→ GIVEN REQUEST
Return the count of lines with the string "baterii" in them, and nothing else.

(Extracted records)
------------------------
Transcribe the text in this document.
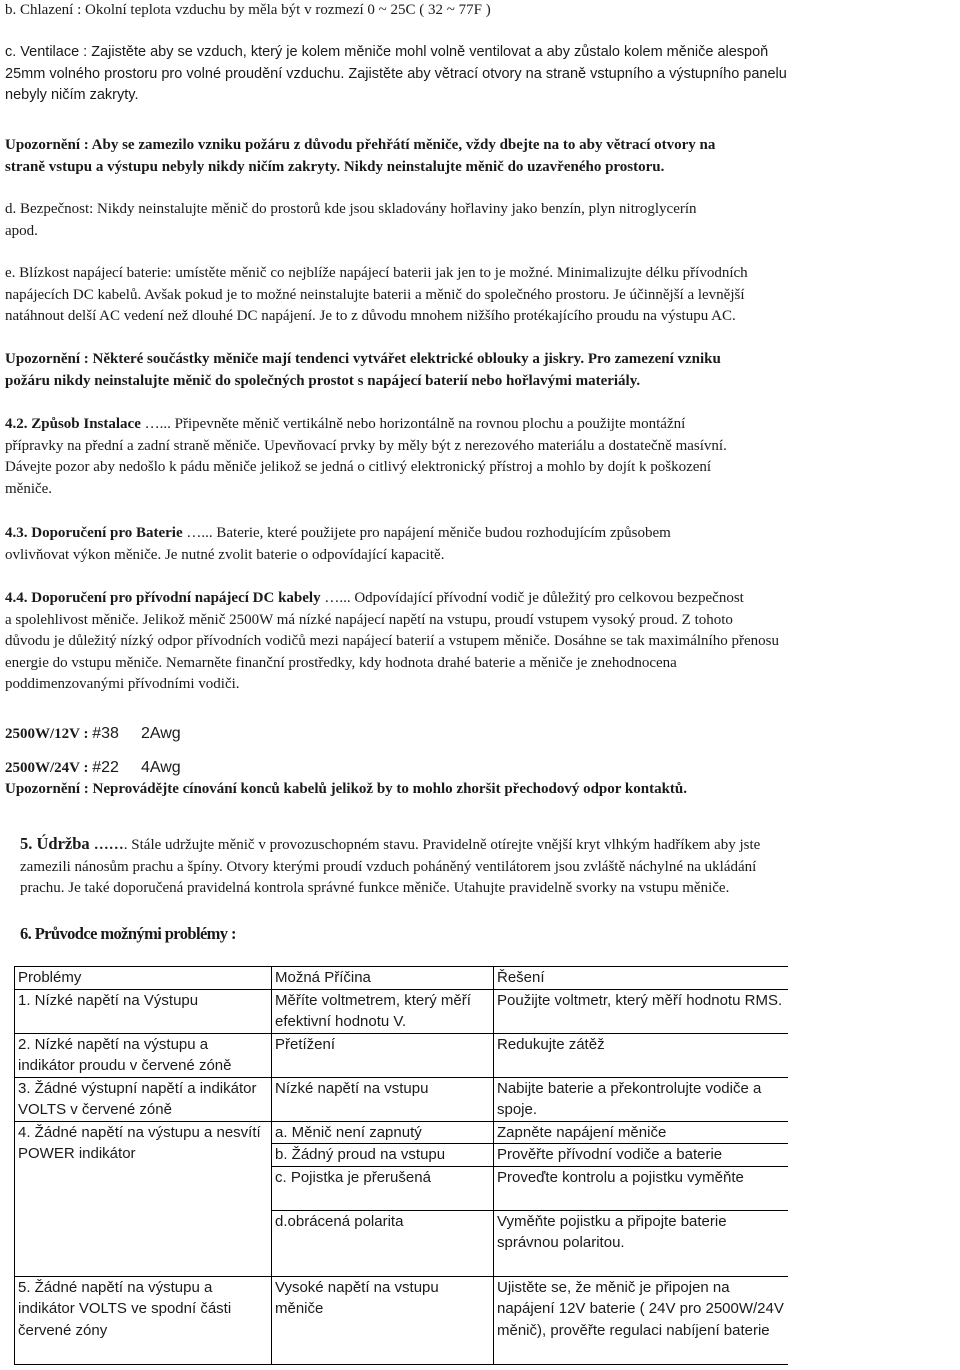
b. Chlazení : Okolní teplota vzduchu by měla být v rozmezí 0 ~ 25C ( 32 ~ 77F )

c. Ventilace : Zajistěte aby se vzduch, který je kolem měniče mohl volně ventilovat a aby zůstalo kolem měniče alespoň
25mm volného prostoru pro volné proudění vzduchu. Zajistěte aby větrací otvory na straně vstupního a výstupního panelu
nebyly ničím zakryty.
Upozornění : Aby se zamezilo vzniku požáru z důvodu přehřátí měniče, vždy dbejte na to aby větrací otvory na
straně vstupu a výstupu nebyly nikdy ničím zakryty. Nikdy neinstalujte měnič do uzavřeného prostoru.
d. Bezpečnost: Nikdy neinstalujte měnič do prostorů kde jsou skladovány hořlaviny jako benzín, plyn nitroglycerín
apod.
e. Blízkost napájecí baterie: umístěte měnič co nejblíže napájecí baterii jak jen to je možné. Minimalizujte délku přívodních
napájecích DC kabelů. Avšak pokud je to možné neinstalujte baterii a měnič do společného prostoru. Je účinnější a levnější
natáhnout delší AC vedení než dlouhé DC napájení. Je to z důvodu mnohem nižšího protékajícího proudu na výstupu AC.
Upozornění : Některé součástky měniče mají tendenci vytvářet elektrické oblouky a jiskry. Pro zamezení vzniku
požáru nikdy neinstalujte měnič do společných prostot s napájecí baterií nebo hořlavými materiály.
4.2. Způsob Instalace …... Připevněte měnič vertikálně nebo horizontálně na rovnou plochu a použijte montážní
přípravky na přední a zadní straně měniče. Upevňovací prvky by měly být z nerezového materiálu a dostatečně masívní.
Dávejte pozor aby nedošlo k pádu měniče jelikož se jedná o citlivý elektronický přístroj a mohlo by dojít k poškození
měniče.
4.3. Doporučení pro Baterie …... Baterie, které použijete pro napájení měniče budou rozhodujícím způsobem
ovlivňovat výkon měniče. Je nutné zvolit baterie o odpovídající kapacitě.
4.4. Doporučení pro přívodní napájecí DC kabely …... Odpovídající přívodní vodič je důležitý pro celkovou bezpečnost
a spolehlivost měniče. Jelikož měnič 2500W má nízké napájecí napětí na vstupu, proudí vstupem vysoký proud. Z tohoto
důvodu je důležitý nízký odpor přívodních vodičů mezi napájecí baterií a vstupem měniče. Dosáhne se tak maximálního přenosu
energie do vstupu měniče. Nemarněte finanční prostředky, kdy hodnota drahé baterie a měniče je znehodnocena
poddimenzovanými přívodními vodiči.
2500W/12V : #38 2Awg
2500W/24V : #22 4Awg
Upozornění : Neprovádějte cínování konců kabelů jelikož by to mohlo zhoršit přechodový odpor kontaktů.
5. Údržba ……. Stále udržujte měnič v provozuschopném stavu. Pravidelně otírejte vnější kryt vlhkým hadříkem aby jste
zamezili nánosům prachu a špíny. Otvory kterými proudí vzduch poháněný ventilátorem jsou zvláště náchylné na ukládání
prachu. Je také doporučená pravidelná kontrola správné funkce měniče. Utahujte pravidelně svorky na vstupu měniče.
6. Průvodce možnými problémy :
Problémy	Možná Příčina	Řešení
1. Nízké napětí na Výstupu	Měříte voltmetrem, který měří efektivní hodnotu V.	Použijte voltmetr, který měří hodnotu RMS.
2. Nízké napětí na výstupu a indikátor proudu v červené zóně	Přetížení	Redukujte zátěž
3. Žádné výstupní napětí a indikátor VOLTS v červené zóně	Nízké napětí na vstupu	Nabijte baterie a překontrolujte vodiče a spoje.
4. Žádné napětí na výstupu a nesvítí POWER indikátor	a. Měnič není zapnutý	Zapněte napájení měniče
	b. Žádný proud na vstupu	Prověřte přívodní vodiče a baterie
	c. Pojistka je přerušená	Proveďte kontrolu a pojistku vyměňte
	d.obrácená polarita	Vyměňte pojistku a připojte baterie správnou polaritou.
5. Žádné napětí na výstupu a indikátor VOLTS ve spodní části červené zóny	Vysoké napětí na vstupu měniče	Ujistěte se, že měnič je připojen na napájení 12V baterie ( 24V pro 2500W/24V měnič), prověřte regulaci nabíjení baterie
------------------------
→ RESULT FOR THIS EXERCISE
2